**Exercise objective**
Repeat the listing in full, exactly as it stands.

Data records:
>> Begin

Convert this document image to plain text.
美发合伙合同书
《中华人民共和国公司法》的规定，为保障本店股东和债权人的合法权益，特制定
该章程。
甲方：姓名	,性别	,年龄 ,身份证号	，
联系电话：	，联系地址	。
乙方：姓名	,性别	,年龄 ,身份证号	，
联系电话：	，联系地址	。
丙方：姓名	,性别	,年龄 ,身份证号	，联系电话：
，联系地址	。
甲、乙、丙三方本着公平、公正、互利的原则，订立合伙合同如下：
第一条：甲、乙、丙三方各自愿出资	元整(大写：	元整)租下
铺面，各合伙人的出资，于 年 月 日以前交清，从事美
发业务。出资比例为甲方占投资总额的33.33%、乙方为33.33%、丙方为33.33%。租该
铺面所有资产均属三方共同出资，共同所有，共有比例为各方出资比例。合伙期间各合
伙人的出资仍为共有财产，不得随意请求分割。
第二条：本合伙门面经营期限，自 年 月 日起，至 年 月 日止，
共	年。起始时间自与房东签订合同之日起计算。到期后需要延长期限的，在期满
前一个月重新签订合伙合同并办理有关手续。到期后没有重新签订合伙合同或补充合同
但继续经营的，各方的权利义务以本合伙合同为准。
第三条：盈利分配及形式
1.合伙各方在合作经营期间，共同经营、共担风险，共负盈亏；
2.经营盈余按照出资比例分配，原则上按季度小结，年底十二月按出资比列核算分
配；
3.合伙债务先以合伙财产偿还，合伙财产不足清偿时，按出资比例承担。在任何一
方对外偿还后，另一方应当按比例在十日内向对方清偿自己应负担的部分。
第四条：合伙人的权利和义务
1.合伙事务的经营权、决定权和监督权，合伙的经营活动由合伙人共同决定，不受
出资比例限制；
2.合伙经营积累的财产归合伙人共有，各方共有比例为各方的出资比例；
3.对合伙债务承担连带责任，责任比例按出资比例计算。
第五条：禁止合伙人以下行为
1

>> End

**The solution**
Convert this document image to plain text.
美发合伙合同书
《中华人民共和国公司法》的规定，为保障本店股东和债权人的合法权益，特制定
该章程。
甲方：姓名	,性别	,年龄 ,身份证号	，
联系电话：	，联系地址	。
乙方：姓名	,性别	,年龄 ,身份证号	，
联系电话：	，联系地址	。
丙方：姓名	,性别	,年龄 ,身份证号	，联系电话：
，联系地址	。
甲、乙、丙三方本着公平、公正、互利的原则，订立合伙合同如下：
第一条：甲、乙、丙三方各自愿出资	元整(大写：	元整)租下
铺面，各合伙人的出资，于 年 月 日以前交清，从事美
发业务。出资比例为甲方占投资总额的33.33%、乙方为33.33%、丙方为33.33%。租该
铺面所有资产均属三方共同出资，共同所有，共有比例为各方出资比例。合伙期间各合
伙人的出资仍为共有财产，不得随意请求分割。
第二条：本合伙门面经营期限，自 年 月 日起，至 年 月 日止，
共	年。起始时间自与房东签订合同之日起计算。到期后需要延长期限的，在期满
前一个月重新签订合伙合同并办理有关手续。到期后没有重新签订合伙合同或补充合同
但继续经营的，各方的权利义务以本合伙合同为准。
第三条：盈利分配及形式
1.合伙各方在合作经营期间，共同经营、共担风险，共负盈亏；
2.经营盈余按照出资比例分配，原则上按季度小结，年底十二月按出资比列核算分
配；
3.合伙债务先以合伙财产偿还，合伙财产不足清偿时，按出资比例承担。在任何一
方对外偿还后，另一方应当按比例在十日内向对方清偿自己应负担的部分。
第四条：合伙人的权利和义务
1.合伙事务的经营权、决定权和监督权，合伙的经营活动由合伙人共同决定，不受
出资比例限制；
2.合伙经营积累的财产归合伙人共有，各方共有比例为各方的出资比例；
3.对合伙债务承担连带责任，责任比例按出资比例计算。
第五条：禁止合伙人以下行为
1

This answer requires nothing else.